SHORT EXERCISE. Please set down all the lines beneath this one exactly, without the pictures.
[EXERCISE MATERIALS start]
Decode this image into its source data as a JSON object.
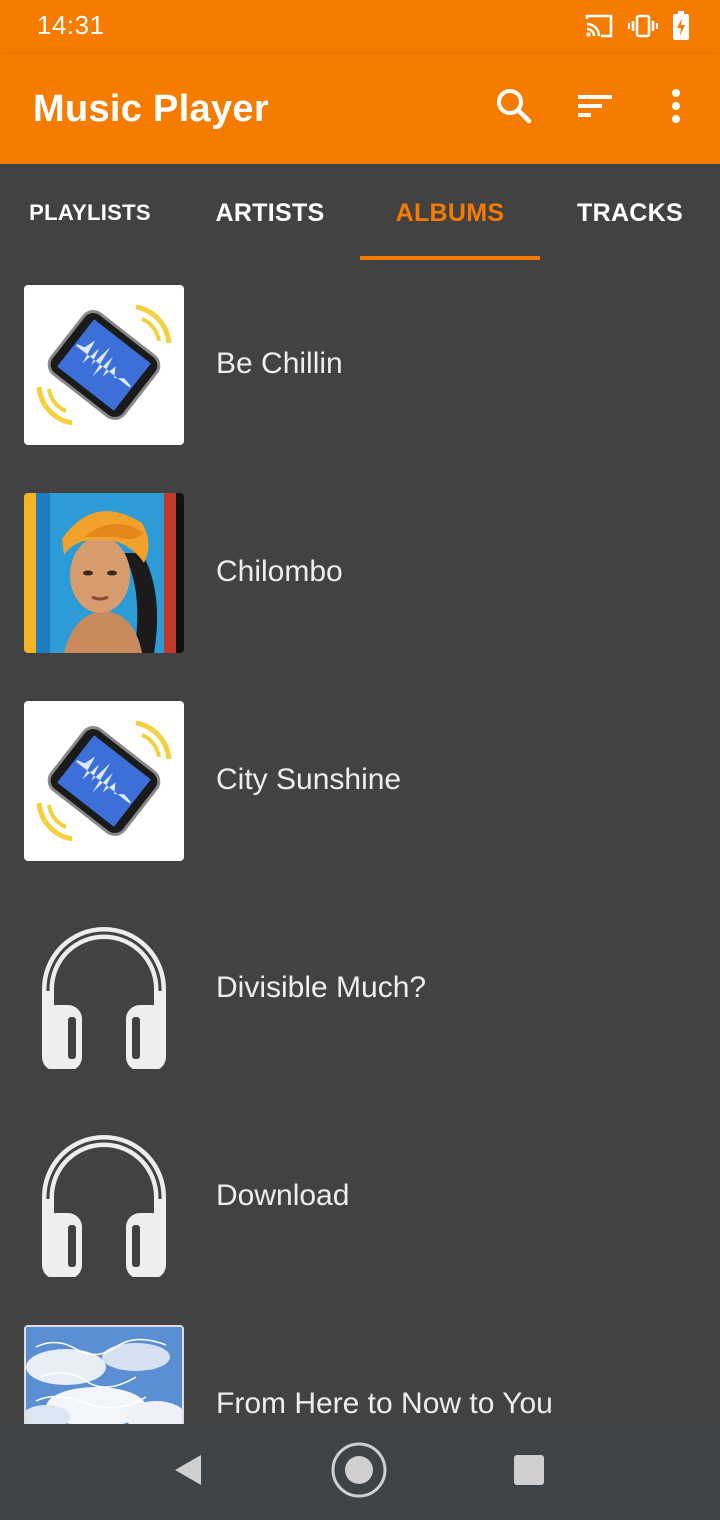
{
  "status_bar": {
    "time": "14:31",
    "icons": [
      "cast-icon",
      "vibrate-icon",
      "battery-charging-icon"
    ]
  },
  "app_bar": {
    "title": "Music Player",
    "actions": [
      "search-icon",
      "sort-icon",
      "more-vert-icon"
    ]
  },
  "tabs": [
    {
      "label": "PLAYLISTS",
      "active": false
    },
    {
      "label": "ARTISTS",
      "active": false
    },
    {
      "label": "ALBUMS",
      "active": true
    },
    {
      "label": "TRACKS",
      "active": false
    }
  ],
  "albums": [
    {
      "title": "Be Chillin",
      "art": "phone-sound-icon"
    },
    {
      "title": "Chilombo",
      "art": "portrait-photo"
    },
    {
      "title": "City Sunshine",
      "art": "phone-sound-icon"
    },
    {
      "title": "Divisible Much?",
      "art": "headphones-icon"
    },
    {
      "title": "Download",
      "art": "headphones-icon"
    },
    {
      "title": "From Here to Now to You",
      "art": "sky-cover-photo"
    }
  ],
  "nav_bar": {
    "buttons": [
      "back-icon",
      "home-icon",
      "recents-icon"
    ]
  },
  "colors": {
    "primary": "#f57c00",
    "background": "#424242",
    "nav_bar": "#3e4348",
    "text": "#eeeeee"
  }
}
[EXERCISE MATERIALS end]
OUTPUT FOR THIS TASK.
Decode this image into its source data as a JSON object.
{
  "status_bar": {
    "time": "14:31",
    "icons": [
      "cast-icon",
      "vibrate-icon",
      "battery-charging-icon"
    ]
  },
  "app_bar": {
    "title": "Music Player",
    "actions": [
      "search-icon",
      "sort-icon",
      "more-vert-icon"
    ]
  },
  "tabs": [
    {
      "label": "PLAYLISTS",
      "active": false
    },
    {
      "label": "ARTISTS",
      "active": false
    },
    {
      "label": "ALBUMS",
      "active": true
    },
    {
      "label": "TRACKS",
      "active": false
    }
  ],
  "albums": [
    {
      "title": "Be Chillin",
      "art": "phone-sound-icon"
    },
    {
      "title": "Chilombo",
      "art": "portrait-photo"
    },
    {
      "title": "City Sunshine",
      "art": "phone-sound-icon"
    },
    {
      "title": "Divisible Much?",
      "art": "headphones-icon"
    },
    {
      "title": "Download",
      "art": "headphones-icon"
    },
    {
      "title": "From Here to Now to You",
      "art": "sky-cover-photo"
    }
  ],
  "nav_bar": {
    "buttons": [
      "back-icon",
      "home-icon",
      "recents-icon"
    ]
  },
  "colors": {
    "primary": "#f57c00",
    "background": "#424242",
    "nav_bar": "#3e4348",
    "text": "#eeeeee"
  }
}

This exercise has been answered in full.